= Your instructions =
Return every entry exactly as written.

---- Records for this task

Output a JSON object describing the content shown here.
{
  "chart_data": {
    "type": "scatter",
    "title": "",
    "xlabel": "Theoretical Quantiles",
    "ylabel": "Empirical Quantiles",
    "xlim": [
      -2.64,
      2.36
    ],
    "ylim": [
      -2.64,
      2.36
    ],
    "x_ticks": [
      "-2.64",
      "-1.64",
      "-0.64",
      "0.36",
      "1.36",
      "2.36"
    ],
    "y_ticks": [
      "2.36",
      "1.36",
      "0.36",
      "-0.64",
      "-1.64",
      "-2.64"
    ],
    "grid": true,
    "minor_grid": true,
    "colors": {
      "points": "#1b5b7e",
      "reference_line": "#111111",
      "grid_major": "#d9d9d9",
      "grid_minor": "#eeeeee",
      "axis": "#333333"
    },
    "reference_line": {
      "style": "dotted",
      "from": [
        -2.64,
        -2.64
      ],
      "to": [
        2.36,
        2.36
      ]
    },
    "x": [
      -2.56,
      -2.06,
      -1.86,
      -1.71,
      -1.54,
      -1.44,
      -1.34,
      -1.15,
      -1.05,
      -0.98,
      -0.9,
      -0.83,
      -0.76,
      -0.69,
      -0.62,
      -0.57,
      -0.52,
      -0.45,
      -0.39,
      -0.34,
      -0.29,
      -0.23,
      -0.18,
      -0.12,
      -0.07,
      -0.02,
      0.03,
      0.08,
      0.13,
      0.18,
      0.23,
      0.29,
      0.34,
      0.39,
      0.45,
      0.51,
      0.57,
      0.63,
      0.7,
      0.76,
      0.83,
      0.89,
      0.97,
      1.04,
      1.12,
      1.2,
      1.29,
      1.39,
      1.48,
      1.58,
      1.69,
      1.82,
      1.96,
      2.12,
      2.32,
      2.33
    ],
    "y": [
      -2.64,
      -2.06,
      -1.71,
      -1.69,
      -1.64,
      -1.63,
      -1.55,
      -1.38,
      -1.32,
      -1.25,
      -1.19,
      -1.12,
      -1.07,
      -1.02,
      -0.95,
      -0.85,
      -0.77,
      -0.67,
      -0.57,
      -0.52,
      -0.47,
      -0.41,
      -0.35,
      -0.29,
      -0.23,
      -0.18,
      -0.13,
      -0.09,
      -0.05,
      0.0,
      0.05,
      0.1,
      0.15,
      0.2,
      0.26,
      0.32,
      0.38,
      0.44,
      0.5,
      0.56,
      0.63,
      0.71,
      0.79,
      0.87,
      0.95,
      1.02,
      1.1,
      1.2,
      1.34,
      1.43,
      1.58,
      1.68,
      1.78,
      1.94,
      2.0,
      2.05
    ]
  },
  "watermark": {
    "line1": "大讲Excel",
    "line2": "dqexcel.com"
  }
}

--------

= Result for this exercise =
Output a JSON object describing the content shown here.
{
  "chart_data": {
    "type": "scatter",
    "title": "",
    "xlabel": "Theoretical Quantiles",
    "ylabel": "Empirical Quantiles",
    "xlim": [
      -2.64,
      2.36
    ],
    "ylim": [
      -2.64,
      2.36
    ],
    "x_ticks": [
      "-2.64",
      "-1.64",
      "-0.64",
      "0.36",
      "1.36",
      "2.36"
    ],
    "y_ticks": [
      "2.36",
      "1.36",
      "0.36",
      "-0.64",
      "-1.64",
      "-2.64"
    ],
    "grid": true,
    "minor_grid": true,
    "colors": {
      "points": "#1b5b7e",
      "reference_line": "#111111",
      "grid_major": "#d9d9d9",
      "grid_minor": "#eeeeee",
      "axis": "#333333"
    },
    "reference_line": {
      "style": "dotted",
      "from": [
        -2.64,
        -2.64
      ],
      "to": [
        2.36,
        2.36
      ]
    },
    "x": [
      -2.56,
      -2.06,
      -1.86,
      -1.71,
      -1.54,
      -1.44,
      -1.34,
      -1.15,
      -1.05,
      -0.98,
      -0.9,
      -0.83,
      -0.76,
      -0.69,
      -0.62,
      -0.57,
      -0.52,
      -0.45,
      -0.39,
      -0.34,
      -0.29,
      -0.23,
      -0.18,
      -0.12,
      -0.07,
      -0.02,
      0.03,
      0.08,
      0.13,
      0.18,
      0.23,
      0.29,
      0.34,
      0.39,
      0.45,
      0.51,
      0.57,
      0.63,
      0.7,
      0.76,
      0.83,
      0.89,
      0.97,
      1.04,
      1.12,
      1.2,
      1.29,
      1.39,
      1.48,
      1.58,
      1.69,
      1.82,
      1.96,
      2.12,
      2.32,
      2.33
    ],
    "y": [
      -2.64,
      -2.06,
      -1.71,
      -1.69,
      -1.64,
      -1.63,
      -1.55,
      -1.38,
      -1.32,
      -1.25,
      -1.19,
      -1.12,
      -1.07,
      -1.02,
      -0.95,
      -0.85,
      -0.77,
      -0.67,
      -0.57,
      -0.52,
      -0.47,
      -0.41,
      -0.35,
      -0.29,
      -0.23,
      -0.18,
      -0.13,
      -0.09,
      -0.05,
      0.0,
      0.05,
      0.1,
      0.15,
      0.2,
      0.26,
      0.32,
      0.38,
      0.44,
      0.5,
      0.56,
      0.63,
      0.71,
      0.79,
      0.87,
      0.95,
      1.02,
      1.1,
      1.2,
      1.34,
      1.43,
      1.58,
      1.68,
      1.78,
      1.94,
      2.0,
      2.05
    ]
  },
  "watermark": {
    "line1": "大讲Excel",
    "line2": "dqexcel.com"
  }
}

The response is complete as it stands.